··· Material for this exercise ···

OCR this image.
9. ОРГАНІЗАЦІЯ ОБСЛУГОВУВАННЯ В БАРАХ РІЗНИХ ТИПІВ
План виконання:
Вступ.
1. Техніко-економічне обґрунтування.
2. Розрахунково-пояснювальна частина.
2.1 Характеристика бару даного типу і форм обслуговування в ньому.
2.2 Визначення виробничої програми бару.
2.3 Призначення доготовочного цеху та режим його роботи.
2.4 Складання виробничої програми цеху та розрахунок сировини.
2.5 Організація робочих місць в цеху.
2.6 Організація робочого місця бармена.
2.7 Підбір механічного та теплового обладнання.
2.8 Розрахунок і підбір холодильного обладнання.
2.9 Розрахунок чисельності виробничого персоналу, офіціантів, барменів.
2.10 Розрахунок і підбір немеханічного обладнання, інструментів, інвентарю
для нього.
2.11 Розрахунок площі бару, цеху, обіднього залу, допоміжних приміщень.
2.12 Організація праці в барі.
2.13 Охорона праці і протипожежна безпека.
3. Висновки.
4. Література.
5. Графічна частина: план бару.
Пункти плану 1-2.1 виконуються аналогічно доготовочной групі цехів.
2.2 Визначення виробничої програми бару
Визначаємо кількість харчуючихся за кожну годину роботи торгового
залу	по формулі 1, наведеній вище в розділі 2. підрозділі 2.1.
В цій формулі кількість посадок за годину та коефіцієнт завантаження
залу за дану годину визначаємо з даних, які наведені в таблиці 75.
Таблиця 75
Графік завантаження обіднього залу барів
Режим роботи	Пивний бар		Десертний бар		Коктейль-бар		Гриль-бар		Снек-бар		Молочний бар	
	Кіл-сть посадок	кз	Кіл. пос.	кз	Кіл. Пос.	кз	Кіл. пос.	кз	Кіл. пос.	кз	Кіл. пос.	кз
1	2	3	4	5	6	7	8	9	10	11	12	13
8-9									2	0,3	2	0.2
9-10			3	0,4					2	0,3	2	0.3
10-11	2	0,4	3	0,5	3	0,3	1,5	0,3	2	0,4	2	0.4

···

▶ _Brief_: Without omitting anything, output the entries exactly.

▶ _Response_:
OCR this image.
9. ОРГАНІЗАЦІЯ ОБСЛУГОВУВАННЯ В БАРАХ РІЗНИХ ТИПІВ
План виконання:
Вступ.
1. Техніко-економічне обґрунтування.
2. Розрахунково-пояснювальна частина.
2.1 Характеристика бару даного типу і форм обслуговування в ньому.
2.2 Визначення виробничої програми бару.
2.3 Призначення доготовочного цеху та режим його роботи.
2.4 Складання виробничої програми цеху та розрахунок сировини.
2.5 Організація робочих місць в цеху.
2.6 Організація робочого місця бармена.
2.7 Підбір механічного та теплового обладнання.
2.8 Розрахунок і підбір холодильного обладнання.
2.9 Розрахунок чисельності виробничого персоналу, офіціантів, барменів.
2.10 Розрахунок і підбір немеханічного обладнання, інструментів, інвентарю
для нього.
2.11 Розрахунок площі бару, цеху, обіднього залу, допоміжних приміщень.
2.12 Організація праці в барі.
2.13 Охорона праці і протипожежна безпека.
3. Висновки.
4. Література.
5. Графічна частина: план бару.
Пункти плану 1-2.1 виконуються аналогічно доготовочной групі цехів.
2.2 Визначення виробничої програми бару
Визначаємо кількість харчуючихся за кожну годину роботи торгового
залу	по формулі 1, наведеній вище в розділі 2. підрозділі 2.1.
В цій формулі кількість посадок за годину та коефіцієнт завантаження
залу за дану годину визначаємо з даних, які наведені в таблиці 75.
Таблиця 75
Графік завантаження обіднього залу барів
Режим роботи	Пивний бар		Десертний бар		Коктейль-бар		Гриль-бар		Снек-бар		Молочний бар	
	Кіл-сть посадок	кз	Кіл. пос.	кз	Кіл. Пос.	кз	Кіл. пос.	кз	Кіл. пос.	кз	Кіл. пос.	кз
1	2	3	4	5	6	7	8	9	10	11	12	13
8-9									2	0,3	2	0.2
9-10			3	0,4					2	0,3	2	0.3
10-11	2	0,4	3	0,5	3	0,3	1,5	0,3	2	0,4	2	0.4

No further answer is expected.